_Exercise prompt:_
Below are some records. Count the lines with "possono" in them and give nothing but the total.

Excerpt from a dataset
○ ○ ○
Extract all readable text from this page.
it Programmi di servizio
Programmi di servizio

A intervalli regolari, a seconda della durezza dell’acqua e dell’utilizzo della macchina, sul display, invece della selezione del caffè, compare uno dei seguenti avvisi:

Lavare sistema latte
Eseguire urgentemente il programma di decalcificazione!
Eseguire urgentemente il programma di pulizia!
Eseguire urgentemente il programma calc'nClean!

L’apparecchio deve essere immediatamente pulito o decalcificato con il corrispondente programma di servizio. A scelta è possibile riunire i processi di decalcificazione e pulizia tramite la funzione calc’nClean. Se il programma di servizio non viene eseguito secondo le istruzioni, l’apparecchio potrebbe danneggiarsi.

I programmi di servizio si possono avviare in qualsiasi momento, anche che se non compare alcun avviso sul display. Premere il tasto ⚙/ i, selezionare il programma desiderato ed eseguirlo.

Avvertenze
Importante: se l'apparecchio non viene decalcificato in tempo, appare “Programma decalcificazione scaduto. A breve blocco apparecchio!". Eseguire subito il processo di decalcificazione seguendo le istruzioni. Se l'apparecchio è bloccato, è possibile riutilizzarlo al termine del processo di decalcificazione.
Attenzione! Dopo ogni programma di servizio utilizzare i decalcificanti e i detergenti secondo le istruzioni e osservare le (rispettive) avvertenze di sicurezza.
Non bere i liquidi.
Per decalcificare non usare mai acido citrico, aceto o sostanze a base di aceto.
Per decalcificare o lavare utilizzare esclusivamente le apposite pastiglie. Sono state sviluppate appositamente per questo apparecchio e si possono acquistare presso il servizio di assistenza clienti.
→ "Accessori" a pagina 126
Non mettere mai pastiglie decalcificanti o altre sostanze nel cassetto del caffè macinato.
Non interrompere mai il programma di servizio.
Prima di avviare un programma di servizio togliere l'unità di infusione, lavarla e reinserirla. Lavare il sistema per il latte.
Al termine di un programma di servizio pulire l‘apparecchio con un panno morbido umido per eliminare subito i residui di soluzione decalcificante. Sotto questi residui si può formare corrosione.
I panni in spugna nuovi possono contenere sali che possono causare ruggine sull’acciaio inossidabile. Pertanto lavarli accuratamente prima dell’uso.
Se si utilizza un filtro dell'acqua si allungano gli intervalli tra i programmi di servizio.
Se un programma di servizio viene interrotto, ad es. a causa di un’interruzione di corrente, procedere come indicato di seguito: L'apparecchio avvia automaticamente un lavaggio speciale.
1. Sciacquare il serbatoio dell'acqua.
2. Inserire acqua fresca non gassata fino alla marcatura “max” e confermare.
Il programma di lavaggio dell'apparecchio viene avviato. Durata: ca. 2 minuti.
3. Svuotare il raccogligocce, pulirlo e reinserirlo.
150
○ ○ ○
_Right answer:_
3